Copy out every record below with complete accuracy.

···

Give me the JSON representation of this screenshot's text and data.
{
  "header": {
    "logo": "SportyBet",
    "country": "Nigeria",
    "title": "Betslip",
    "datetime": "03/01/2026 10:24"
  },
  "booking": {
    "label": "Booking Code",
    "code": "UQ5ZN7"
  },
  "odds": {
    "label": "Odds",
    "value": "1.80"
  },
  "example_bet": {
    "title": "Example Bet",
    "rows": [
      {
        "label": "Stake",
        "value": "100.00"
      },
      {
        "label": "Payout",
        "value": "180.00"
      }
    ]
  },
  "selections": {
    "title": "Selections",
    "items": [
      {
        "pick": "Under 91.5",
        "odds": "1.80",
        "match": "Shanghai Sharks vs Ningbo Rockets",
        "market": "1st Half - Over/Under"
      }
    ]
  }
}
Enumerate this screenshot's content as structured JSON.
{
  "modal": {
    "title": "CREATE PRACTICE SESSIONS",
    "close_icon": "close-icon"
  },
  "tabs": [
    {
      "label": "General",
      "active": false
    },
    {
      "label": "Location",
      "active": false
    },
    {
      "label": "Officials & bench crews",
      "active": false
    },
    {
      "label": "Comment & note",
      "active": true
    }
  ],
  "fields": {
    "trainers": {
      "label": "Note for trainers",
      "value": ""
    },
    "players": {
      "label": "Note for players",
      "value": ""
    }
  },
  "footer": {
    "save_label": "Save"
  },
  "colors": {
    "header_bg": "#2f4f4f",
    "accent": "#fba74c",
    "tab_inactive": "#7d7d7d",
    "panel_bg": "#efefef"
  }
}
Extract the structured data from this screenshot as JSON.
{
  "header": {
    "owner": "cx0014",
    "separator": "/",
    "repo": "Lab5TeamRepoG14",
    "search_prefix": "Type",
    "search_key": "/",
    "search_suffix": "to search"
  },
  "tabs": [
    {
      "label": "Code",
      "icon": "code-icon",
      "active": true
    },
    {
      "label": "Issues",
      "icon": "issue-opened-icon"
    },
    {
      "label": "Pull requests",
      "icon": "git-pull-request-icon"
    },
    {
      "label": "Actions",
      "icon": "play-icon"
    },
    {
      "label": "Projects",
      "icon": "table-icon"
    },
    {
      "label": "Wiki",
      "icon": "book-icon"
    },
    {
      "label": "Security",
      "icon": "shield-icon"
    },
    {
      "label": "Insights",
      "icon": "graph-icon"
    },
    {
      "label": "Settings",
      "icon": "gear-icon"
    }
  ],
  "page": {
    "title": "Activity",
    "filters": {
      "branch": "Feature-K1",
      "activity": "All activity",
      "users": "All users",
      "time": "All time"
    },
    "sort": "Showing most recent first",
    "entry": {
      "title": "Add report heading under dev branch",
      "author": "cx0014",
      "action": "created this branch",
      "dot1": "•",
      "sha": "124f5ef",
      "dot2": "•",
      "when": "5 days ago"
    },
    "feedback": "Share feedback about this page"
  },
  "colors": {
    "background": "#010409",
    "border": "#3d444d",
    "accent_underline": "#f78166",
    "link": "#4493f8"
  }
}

···

• [SOLUTION TO THE PROBLEM]
Give me the JSON representation of this screenshot's text and data.
{
  "header": {
    "logo": "SportyBet",
    "country": "Nigeria",
    "title": "Betslip",
    "datetime": "03/01/2026 10:24"
  },
  "booking": {
    "label": "Booking Code",
    "code": "UQ5ZN7"
  },
  "odds": {
    "label": "Odds",
    "value": "1.80"
  },
  "example_bet": {
    "title": "Example Bet",
    "rows": [
      {
        "label": "Stake",
        "value": "100.00"
      },
      {
        "label": "Payout",
        "value": "180.00"
      }
    ]
  },
  "selections": {
    "title": "Selections",
    "items": [
      {
        "pick": "Under 91.5",
        "odds": "1.80",
        "match": "Shanghai Sharks vs Ningbo Rockets",
        "market": "1st Half - Over/Under"
      }
    ]
  }
}
Enumerate this screenshot's content as structured JSON.
{
  "modal": {
    "title": "CREATE PRACTICE SESSIONS",
    "close_icon": "close-icon"
  },
  "tabs": [
    {
      "label": "General",
      "active": false
    },
    {
      "label": "Location",
      "active": false
    },
    {
      "label": "Officials & bench crews",
      "active": false
    },
    {
      "label": "Comment & note",
      "active": true
    }
  ],
  "fields": {
    "trainers": {
      "label": "Note for trainers",
      "value": ""
    },
    "players": {
      "label": "Note for players",
      "value": ""
    }
  },
  "footer": {
    "save_label": "Save"
  },
  "colors": {
    "header_bg": "#2f4f4f",
    "accent": "#fba74c",
    "tab_inactive": "#7d7d7d",
    "panel_bg": "#efefef"
  }
}
Extract the structured data from this screenshot as JSON.
{
  "header": {
    "owner": "cx0014",
    "separator": "/",
    "repo": "Lab5TeamRepoG14",
    "search_prefix": "Type",
    "search_key": "/",
    "search_suffix": "to search"
  },
  "tabs": [
    {
      "label": "Code",
      "icon": "code-icon",
      "active": true
    },
    {
      "label": "Issues",
      "icon": "issue-opened-icon"
    },
    {
      "label": "Pull requests",
      "icon": "git-pull-request-icon"
    },
    {
      "label": "Actions",
      "icon": "play-icon"
    },
    {
      "label": "Projects",
      "icon": "table-icon"
    },
    {
      "label": "Wiki",
      "icon": "book-icon"
    },
    {
      "label": "Security",
      "icon": "shield-icon"
    },
    {
      "label": "Insights",
      "icon": "graph-icon"
    },
    {
      "label": "Settings",
      "icon": "gear-icon"
    }
  ],
  "page": {
    "title": "Activity",
    "filters": {
      "branch": "Feature-K1",
      "activity": "All activity",
      "users": "All users",
      "time": "All time"
    },
    "sort": "Showing most recent first",
    "entry": {
      "title": "Add report heading under dev branch",
      "author": "cx0014",
      "action": "created this branch",
      "dot1": "•",
      "sha": "124f5ef",
      "dot2": "•",
      "when": "5 days ago"
    },
    "feedback": "Share feedback about this page"
  },
  "colors": {
    "background": "#010409",
    "border": "#3d444d",
    "accent_underline": "#f78166",
    "link": "#4493f8"
  }
}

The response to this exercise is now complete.